» **WRITTEN EXERCISE**: Search the data for the word "Livestock" and copy every line that contains it.

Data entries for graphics
----

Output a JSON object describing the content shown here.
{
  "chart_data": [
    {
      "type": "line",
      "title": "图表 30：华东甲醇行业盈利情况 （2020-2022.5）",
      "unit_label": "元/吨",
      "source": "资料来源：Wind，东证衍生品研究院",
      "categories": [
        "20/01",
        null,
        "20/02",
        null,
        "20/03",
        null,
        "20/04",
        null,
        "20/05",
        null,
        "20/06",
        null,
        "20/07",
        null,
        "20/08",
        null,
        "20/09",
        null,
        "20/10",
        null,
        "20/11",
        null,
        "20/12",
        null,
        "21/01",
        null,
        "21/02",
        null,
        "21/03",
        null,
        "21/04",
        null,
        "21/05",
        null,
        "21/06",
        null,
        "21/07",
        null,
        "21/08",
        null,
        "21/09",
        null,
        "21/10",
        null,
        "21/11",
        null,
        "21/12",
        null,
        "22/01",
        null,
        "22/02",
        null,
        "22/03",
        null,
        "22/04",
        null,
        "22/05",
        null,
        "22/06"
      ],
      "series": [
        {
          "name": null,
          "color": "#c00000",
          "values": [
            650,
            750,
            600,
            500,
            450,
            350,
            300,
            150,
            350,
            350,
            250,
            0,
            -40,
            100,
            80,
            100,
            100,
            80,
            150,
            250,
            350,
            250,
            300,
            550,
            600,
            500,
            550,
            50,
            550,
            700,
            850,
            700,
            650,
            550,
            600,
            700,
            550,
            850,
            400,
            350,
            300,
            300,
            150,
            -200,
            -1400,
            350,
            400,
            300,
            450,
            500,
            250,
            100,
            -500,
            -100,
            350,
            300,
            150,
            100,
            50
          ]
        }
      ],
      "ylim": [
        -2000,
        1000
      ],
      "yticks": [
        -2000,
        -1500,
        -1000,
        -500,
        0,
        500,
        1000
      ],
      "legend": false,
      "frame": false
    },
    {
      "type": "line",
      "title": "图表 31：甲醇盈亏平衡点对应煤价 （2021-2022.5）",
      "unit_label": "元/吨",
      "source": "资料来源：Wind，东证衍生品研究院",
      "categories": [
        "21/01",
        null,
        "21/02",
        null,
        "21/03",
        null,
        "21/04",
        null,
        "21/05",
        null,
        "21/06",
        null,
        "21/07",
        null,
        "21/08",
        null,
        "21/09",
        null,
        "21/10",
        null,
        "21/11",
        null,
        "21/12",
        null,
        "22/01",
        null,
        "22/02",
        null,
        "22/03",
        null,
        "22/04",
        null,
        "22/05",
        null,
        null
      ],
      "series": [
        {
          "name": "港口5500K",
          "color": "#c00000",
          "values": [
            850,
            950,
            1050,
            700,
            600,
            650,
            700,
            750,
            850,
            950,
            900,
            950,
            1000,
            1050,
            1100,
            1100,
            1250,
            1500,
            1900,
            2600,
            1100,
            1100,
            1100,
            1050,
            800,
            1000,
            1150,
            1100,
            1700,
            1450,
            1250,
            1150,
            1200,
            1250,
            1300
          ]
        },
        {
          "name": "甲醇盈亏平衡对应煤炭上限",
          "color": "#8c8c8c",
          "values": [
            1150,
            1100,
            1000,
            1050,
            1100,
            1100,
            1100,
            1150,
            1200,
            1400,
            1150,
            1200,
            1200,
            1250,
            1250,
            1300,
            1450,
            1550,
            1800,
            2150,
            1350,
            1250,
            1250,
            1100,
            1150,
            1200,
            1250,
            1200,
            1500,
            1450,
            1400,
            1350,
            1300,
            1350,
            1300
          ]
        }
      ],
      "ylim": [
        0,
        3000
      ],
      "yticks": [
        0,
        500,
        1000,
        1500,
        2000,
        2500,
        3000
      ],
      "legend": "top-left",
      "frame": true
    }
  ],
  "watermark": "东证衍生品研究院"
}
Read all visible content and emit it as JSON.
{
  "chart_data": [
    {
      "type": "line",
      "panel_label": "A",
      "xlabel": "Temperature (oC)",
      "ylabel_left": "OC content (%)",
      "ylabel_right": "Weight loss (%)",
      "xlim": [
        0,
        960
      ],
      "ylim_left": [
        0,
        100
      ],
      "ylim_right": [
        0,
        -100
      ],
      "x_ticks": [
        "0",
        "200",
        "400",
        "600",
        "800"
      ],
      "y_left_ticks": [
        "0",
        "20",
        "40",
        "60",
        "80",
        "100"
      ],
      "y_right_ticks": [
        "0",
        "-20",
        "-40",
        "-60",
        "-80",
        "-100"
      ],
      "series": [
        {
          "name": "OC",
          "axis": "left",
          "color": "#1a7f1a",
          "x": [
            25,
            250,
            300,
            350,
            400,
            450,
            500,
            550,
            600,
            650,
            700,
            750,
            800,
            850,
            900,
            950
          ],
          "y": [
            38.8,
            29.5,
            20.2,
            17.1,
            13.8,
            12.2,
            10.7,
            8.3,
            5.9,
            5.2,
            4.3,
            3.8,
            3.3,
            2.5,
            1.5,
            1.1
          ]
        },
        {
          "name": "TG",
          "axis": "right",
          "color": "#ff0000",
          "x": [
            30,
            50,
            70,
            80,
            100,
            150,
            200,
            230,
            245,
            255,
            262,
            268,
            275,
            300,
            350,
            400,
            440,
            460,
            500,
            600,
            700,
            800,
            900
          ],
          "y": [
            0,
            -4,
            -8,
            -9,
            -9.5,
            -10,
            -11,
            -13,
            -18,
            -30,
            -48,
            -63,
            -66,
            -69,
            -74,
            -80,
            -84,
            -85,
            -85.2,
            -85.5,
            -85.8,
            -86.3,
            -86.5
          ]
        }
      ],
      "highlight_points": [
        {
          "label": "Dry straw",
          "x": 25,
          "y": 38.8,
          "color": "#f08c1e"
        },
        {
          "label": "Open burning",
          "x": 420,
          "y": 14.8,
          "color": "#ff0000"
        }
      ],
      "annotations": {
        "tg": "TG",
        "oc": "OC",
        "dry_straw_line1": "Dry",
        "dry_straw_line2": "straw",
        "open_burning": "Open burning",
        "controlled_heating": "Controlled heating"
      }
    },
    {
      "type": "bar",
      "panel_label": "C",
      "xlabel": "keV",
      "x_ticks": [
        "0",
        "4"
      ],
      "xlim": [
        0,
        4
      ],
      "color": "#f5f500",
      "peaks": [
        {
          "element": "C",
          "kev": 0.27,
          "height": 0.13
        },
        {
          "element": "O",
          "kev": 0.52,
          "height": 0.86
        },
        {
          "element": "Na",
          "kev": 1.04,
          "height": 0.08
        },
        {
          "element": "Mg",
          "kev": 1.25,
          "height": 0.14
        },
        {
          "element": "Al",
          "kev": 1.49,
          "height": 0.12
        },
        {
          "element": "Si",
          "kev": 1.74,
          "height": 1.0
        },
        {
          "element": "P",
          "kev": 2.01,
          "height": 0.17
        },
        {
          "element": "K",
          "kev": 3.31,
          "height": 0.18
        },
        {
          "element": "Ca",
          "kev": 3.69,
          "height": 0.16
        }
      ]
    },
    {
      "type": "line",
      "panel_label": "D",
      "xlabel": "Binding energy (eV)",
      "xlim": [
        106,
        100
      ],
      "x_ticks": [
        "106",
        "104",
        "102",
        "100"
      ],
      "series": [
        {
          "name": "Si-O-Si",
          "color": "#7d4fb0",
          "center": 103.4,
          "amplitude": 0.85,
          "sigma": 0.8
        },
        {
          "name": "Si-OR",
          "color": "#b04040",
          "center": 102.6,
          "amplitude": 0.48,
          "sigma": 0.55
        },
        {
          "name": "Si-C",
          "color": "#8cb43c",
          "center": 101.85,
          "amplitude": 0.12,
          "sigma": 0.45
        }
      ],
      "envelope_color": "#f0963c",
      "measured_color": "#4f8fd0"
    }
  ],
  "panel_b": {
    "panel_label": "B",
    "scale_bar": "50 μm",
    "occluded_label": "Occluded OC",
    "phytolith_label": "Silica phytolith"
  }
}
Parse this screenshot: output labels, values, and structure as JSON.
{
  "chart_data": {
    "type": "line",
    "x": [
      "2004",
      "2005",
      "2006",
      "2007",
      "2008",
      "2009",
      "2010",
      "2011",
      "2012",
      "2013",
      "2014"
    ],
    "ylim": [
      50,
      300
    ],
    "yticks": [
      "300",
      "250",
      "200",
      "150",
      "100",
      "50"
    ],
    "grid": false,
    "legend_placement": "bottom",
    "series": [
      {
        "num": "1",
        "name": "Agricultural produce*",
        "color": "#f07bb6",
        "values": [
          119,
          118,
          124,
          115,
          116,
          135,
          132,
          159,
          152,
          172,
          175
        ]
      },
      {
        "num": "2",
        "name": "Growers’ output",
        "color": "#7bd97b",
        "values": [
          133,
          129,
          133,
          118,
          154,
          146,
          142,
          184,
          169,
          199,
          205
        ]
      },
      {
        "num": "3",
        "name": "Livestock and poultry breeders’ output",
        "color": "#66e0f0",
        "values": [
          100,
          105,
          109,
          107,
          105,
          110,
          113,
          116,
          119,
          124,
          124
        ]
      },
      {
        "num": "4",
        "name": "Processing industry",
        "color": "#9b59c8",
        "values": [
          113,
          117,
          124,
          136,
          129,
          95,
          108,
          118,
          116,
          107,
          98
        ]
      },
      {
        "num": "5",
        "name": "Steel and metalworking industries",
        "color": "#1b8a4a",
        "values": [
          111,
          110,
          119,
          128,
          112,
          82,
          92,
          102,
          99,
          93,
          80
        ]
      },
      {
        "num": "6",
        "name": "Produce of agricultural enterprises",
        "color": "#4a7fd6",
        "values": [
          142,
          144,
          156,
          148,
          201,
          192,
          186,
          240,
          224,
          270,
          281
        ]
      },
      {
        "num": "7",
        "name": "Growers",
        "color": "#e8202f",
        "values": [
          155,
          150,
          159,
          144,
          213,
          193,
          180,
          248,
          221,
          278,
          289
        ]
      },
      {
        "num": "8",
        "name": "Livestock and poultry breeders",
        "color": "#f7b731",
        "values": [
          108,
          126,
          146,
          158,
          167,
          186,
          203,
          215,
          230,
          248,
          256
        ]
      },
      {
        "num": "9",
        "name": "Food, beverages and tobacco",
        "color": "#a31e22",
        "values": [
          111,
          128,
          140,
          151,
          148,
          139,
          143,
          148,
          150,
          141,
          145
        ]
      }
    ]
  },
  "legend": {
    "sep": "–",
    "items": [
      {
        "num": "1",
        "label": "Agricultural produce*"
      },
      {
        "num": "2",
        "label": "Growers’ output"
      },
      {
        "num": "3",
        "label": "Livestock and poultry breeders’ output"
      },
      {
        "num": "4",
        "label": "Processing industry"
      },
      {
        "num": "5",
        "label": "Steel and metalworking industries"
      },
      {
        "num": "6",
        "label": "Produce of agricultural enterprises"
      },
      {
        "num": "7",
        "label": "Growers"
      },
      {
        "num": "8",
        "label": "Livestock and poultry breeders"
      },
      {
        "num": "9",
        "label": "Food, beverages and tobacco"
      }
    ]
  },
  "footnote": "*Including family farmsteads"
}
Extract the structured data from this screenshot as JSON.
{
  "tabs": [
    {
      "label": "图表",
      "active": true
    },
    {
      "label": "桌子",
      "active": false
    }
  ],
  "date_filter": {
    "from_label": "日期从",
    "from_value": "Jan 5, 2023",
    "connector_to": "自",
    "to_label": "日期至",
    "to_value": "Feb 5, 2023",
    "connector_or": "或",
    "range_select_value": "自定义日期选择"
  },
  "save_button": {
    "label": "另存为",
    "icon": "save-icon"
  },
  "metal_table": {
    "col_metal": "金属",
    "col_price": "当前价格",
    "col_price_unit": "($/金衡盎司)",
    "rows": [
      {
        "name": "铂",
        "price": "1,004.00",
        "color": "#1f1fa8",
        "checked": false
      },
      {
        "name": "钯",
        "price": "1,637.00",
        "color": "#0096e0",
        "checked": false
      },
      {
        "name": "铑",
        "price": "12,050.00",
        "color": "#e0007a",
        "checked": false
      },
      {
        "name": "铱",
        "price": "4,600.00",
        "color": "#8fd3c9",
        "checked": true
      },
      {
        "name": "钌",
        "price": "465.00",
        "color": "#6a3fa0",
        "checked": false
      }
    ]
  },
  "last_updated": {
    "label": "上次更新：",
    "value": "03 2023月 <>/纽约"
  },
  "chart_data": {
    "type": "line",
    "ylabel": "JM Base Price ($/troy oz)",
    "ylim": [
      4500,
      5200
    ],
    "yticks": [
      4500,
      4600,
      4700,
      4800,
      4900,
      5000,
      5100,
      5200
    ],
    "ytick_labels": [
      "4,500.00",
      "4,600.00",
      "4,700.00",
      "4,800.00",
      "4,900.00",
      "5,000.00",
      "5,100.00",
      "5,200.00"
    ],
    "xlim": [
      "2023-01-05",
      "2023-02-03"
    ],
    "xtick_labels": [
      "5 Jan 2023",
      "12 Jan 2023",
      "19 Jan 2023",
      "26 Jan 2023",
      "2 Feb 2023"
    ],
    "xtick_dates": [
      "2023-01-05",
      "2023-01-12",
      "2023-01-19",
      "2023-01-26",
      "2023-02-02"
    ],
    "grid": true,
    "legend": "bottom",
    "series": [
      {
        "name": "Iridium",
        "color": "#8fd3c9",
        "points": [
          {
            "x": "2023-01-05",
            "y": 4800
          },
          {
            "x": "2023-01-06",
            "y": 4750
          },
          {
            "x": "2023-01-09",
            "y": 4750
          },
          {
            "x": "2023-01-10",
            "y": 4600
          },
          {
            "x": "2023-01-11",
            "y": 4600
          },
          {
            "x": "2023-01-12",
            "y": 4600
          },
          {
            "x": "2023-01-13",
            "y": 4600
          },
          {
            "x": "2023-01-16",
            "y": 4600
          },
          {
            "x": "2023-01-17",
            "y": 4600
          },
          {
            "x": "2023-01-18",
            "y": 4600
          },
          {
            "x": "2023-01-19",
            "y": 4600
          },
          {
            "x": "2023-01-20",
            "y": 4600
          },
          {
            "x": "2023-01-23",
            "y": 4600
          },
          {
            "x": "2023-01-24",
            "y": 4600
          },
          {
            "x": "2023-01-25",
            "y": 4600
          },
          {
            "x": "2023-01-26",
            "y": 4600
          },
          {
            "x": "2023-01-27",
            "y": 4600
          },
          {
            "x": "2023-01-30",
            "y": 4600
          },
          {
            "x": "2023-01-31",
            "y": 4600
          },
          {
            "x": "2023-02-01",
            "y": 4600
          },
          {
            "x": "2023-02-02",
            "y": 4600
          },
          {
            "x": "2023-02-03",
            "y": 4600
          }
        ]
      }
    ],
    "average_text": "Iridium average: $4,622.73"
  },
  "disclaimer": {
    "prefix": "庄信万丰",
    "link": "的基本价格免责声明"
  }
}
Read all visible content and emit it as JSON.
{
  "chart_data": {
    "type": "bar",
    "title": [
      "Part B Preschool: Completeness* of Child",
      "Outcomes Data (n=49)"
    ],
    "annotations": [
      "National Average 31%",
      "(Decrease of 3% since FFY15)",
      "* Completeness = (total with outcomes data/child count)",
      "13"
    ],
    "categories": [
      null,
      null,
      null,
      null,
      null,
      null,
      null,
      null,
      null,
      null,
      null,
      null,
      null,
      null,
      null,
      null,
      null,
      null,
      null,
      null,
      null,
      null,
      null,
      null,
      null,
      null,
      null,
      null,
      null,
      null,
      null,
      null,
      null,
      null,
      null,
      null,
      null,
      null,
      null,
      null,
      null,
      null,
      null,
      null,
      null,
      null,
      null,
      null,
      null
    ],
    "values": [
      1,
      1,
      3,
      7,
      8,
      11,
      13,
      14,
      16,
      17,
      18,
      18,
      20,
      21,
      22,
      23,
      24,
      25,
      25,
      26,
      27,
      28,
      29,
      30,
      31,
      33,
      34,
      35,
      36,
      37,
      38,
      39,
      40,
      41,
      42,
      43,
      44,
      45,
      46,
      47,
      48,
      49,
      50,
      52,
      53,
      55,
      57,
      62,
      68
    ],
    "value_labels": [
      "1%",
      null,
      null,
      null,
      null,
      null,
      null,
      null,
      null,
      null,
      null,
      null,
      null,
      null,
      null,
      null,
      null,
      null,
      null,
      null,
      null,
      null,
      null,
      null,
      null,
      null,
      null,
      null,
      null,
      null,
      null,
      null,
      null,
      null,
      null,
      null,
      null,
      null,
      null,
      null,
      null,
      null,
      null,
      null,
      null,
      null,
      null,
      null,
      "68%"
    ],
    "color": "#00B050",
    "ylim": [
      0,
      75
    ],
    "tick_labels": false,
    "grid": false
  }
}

----

» **THE OUTPUT**:
        "name": "Livestock and poultry breeders’ output",
        "name": "Livestock and poultry breeders",
        "label": "Livestock and poultry breeders’ output"
        "label": "Livestock and poultry breeders"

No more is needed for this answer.